====== Data

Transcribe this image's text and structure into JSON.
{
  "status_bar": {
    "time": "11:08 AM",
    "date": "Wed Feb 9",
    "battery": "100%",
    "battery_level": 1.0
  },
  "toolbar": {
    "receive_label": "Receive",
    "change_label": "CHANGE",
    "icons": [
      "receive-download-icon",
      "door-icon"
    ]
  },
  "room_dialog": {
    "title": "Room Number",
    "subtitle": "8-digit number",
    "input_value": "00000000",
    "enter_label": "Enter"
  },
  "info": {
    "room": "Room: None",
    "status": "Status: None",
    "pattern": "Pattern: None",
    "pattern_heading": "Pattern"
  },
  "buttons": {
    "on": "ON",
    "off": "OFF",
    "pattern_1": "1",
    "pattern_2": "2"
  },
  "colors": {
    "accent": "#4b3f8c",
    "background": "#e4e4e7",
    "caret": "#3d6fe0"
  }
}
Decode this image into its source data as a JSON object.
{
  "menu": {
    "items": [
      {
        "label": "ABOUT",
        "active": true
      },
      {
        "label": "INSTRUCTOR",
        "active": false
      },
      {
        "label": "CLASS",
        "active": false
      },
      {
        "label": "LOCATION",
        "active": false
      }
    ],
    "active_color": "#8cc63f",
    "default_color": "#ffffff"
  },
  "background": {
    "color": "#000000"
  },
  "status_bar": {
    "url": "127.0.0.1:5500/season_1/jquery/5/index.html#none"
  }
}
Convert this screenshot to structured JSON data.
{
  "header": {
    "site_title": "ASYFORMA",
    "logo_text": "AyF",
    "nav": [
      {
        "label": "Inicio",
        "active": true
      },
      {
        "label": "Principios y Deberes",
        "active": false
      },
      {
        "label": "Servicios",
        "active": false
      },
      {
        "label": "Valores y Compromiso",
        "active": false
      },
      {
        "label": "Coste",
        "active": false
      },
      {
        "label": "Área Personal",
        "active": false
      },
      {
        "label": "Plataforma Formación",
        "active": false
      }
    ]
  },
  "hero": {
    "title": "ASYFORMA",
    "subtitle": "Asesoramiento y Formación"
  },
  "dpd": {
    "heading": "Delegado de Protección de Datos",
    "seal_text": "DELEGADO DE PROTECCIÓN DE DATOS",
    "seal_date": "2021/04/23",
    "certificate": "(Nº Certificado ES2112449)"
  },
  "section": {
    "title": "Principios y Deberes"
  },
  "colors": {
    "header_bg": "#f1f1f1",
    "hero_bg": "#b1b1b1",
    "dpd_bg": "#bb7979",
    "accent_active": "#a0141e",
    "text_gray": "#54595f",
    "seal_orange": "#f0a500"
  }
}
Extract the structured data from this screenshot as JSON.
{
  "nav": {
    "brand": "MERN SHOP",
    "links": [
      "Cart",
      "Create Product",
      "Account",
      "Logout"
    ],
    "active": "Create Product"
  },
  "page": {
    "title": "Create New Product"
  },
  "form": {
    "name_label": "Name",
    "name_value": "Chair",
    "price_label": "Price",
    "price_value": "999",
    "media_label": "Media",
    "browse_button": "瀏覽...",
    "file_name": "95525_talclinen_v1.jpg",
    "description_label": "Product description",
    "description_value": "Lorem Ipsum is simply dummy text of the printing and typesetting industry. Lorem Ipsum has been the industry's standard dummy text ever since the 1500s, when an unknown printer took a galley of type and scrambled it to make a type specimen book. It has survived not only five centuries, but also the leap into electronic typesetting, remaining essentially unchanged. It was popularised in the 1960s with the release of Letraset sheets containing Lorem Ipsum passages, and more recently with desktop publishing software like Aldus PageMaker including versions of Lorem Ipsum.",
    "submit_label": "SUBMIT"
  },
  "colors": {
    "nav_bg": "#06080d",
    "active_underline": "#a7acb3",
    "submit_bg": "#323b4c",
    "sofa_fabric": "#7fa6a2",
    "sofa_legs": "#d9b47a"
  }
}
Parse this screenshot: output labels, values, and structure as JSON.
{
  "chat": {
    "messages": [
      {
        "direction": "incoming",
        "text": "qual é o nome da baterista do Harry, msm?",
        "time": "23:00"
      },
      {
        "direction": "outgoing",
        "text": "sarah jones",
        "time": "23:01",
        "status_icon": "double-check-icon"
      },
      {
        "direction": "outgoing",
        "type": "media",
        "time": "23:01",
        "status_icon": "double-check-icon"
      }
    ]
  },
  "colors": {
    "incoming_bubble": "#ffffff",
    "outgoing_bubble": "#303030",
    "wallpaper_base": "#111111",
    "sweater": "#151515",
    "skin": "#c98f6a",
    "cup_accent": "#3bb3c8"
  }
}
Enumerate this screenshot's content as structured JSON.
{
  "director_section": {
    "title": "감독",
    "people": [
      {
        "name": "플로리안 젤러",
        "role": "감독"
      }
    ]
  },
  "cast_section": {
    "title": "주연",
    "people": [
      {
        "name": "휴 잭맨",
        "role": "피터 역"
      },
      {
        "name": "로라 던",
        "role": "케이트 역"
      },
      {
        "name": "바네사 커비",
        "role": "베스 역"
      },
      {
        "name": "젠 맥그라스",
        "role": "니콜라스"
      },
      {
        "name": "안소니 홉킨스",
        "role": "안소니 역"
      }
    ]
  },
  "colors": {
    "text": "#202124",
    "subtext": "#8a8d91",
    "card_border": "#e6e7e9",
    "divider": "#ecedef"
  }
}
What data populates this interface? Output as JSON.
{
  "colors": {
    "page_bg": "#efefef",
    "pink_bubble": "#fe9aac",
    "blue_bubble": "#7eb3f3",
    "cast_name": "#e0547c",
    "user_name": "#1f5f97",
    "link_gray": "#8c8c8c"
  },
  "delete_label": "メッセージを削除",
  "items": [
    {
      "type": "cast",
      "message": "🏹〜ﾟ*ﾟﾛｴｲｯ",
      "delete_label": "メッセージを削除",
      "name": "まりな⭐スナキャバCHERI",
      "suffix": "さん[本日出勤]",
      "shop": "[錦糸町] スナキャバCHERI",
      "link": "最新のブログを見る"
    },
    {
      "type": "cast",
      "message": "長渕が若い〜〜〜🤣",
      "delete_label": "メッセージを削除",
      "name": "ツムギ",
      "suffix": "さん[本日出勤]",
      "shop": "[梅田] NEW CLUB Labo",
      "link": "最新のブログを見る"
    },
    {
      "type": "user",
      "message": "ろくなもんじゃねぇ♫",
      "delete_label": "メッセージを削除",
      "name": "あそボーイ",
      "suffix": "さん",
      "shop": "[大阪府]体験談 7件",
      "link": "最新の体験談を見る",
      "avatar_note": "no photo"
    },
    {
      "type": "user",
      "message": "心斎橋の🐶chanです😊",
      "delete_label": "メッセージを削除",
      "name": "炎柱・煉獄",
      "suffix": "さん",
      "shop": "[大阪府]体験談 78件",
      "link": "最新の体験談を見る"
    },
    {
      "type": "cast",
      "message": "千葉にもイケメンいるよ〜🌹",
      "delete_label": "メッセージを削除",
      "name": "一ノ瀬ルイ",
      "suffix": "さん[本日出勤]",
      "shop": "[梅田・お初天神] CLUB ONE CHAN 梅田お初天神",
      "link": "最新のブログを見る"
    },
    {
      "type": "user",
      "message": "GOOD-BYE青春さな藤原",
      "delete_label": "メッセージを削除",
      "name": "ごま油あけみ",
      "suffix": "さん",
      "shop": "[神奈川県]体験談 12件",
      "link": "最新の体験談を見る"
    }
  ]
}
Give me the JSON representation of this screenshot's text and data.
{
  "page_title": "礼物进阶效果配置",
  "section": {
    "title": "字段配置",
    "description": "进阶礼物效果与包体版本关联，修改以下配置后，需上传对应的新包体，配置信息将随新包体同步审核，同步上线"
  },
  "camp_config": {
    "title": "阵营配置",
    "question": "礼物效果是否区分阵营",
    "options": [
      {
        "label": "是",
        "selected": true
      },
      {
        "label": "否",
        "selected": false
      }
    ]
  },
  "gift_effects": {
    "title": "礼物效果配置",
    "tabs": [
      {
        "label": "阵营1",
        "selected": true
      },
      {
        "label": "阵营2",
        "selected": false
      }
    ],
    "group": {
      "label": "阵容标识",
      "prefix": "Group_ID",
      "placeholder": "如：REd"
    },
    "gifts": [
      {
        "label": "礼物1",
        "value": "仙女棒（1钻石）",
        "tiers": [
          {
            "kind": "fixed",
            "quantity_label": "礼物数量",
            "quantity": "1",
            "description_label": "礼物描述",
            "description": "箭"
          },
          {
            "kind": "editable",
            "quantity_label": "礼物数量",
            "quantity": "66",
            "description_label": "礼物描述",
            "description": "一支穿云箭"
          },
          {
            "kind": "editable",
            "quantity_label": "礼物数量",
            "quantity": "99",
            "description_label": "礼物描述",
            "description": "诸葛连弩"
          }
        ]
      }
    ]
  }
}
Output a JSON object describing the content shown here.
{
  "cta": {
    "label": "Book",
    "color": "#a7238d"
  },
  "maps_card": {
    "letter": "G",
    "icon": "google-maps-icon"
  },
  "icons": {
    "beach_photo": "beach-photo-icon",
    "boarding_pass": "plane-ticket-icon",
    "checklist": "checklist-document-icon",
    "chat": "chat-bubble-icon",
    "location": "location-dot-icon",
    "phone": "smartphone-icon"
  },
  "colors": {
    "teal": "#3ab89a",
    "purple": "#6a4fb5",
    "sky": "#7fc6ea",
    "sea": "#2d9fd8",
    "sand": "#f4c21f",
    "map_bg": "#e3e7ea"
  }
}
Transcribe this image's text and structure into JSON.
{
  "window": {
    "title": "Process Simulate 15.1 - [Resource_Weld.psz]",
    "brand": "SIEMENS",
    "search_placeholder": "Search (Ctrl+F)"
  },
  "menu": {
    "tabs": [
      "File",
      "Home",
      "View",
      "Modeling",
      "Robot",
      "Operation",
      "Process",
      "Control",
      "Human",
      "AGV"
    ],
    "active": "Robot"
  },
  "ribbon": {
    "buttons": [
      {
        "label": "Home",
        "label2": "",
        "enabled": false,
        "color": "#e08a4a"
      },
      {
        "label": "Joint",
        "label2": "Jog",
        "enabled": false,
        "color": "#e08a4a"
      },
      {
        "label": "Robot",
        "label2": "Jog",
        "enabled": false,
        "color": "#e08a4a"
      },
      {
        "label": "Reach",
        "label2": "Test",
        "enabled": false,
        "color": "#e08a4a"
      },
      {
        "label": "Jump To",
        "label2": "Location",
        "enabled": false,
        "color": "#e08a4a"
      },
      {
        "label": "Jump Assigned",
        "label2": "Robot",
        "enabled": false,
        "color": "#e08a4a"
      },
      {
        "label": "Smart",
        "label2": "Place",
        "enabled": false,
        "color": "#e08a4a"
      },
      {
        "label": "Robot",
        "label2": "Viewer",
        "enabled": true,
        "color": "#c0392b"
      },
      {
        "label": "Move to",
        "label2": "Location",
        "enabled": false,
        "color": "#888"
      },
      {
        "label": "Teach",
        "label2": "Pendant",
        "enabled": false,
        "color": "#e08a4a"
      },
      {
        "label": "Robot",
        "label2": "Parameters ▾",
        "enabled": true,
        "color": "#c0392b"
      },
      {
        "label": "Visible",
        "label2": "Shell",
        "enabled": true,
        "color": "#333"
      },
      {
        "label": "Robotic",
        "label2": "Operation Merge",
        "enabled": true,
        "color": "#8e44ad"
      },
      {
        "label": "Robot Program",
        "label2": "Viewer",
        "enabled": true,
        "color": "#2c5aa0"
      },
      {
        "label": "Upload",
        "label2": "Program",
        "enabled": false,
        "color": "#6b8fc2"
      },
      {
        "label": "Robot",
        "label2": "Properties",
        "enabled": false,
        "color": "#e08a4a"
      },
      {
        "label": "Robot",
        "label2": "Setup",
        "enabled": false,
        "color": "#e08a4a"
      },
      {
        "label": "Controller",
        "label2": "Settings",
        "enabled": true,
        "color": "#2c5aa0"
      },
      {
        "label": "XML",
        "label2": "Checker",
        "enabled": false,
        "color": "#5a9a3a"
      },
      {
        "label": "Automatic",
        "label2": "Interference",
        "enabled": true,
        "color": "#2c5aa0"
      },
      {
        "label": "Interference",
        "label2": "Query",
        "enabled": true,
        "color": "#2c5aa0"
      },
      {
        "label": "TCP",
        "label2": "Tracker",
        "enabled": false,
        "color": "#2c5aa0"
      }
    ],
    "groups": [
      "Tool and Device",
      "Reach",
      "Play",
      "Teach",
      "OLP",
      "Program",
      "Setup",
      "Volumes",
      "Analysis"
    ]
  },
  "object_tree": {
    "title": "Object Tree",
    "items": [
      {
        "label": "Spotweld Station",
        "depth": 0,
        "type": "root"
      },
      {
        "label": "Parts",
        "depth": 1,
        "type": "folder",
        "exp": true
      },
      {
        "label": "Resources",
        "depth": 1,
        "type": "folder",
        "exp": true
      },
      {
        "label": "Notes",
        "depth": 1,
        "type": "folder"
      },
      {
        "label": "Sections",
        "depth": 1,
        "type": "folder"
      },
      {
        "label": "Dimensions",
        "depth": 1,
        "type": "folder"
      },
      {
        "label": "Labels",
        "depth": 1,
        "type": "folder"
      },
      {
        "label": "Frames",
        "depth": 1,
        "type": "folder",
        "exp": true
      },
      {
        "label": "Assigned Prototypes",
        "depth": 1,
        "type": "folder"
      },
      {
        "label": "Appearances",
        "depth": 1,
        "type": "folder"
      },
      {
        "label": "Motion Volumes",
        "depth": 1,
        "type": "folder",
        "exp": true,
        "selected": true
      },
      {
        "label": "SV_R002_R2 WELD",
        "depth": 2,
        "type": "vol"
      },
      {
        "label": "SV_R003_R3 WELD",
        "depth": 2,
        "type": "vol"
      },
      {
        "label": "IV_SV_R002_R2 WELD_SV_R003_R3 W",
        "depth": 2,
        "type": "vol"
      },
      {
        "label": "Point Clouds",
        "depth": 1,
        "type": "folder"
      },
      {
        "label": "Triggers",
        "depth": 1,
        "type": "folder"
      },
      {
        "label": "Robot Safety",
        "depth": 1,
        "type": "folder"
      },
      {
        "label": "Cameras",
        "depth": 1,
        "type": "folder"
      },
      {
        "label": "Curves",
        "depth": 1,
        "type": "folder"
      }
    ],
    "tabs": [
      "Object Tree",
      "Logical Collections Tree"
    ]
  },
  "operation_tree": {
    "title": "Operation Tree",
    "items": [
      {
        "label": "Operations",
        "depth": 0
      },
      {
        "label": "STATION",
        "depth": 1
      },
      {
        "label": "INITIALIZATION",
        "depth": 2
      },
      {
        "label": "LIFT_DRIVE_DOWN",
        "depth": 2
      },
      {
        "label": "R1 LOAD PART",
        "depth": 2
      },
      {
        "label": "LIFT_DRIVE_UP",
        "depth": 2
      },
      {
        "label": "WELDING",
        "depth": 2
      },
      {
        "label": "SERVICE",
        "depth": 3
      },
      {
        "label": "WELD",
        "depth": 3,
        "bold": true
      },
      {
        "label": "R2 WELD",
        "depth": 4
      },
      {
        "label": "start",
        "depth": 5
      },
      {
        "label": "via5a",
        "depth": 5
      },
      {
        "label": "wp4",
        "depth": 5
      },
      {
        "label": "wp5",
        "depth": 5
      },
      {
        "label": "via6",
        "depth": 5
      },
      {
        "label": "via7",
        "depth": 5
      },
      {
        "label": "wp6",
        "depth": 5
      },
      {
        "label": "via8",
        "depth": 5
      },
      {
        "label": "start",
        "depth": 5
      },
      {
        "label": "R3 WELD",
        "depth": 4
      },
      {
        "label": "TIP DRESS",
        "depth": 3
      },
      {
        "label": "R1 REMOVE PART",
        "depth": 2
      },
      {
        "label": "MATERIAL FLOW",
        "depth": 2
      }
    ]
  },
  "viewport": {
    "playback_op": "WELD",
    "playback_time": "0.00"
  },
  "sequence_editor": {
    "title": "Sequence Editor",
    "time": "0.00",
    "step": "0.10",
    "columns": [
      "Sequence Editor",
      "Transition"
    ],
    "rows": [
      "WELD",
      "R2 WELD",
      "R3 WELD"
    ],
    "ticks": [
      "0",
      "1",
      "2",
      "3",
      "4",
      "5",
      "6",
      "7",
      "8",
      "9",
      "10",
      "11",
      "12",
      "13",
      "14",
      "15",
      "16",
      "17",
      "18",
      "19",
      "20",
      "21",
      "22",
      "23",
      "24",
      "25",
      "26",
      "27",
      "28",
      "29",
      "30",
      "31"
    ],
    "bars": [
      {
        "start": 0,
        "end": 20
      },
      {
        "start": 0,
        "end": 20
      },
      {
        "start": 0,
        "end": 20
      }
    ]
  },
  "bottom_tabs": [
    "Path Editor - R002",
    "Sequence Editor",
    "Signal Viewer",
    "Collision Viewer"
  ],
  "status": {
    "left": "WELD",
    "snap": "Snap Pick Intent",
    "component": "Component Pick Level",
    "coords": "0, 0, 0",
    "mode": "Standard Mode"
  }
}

============

→ **Work to be completed**:
List the lines of the entries that include "Principios".

→ **Solution**:
        "label": "Principios y Deberes",
    "title": "Principios y Deberes"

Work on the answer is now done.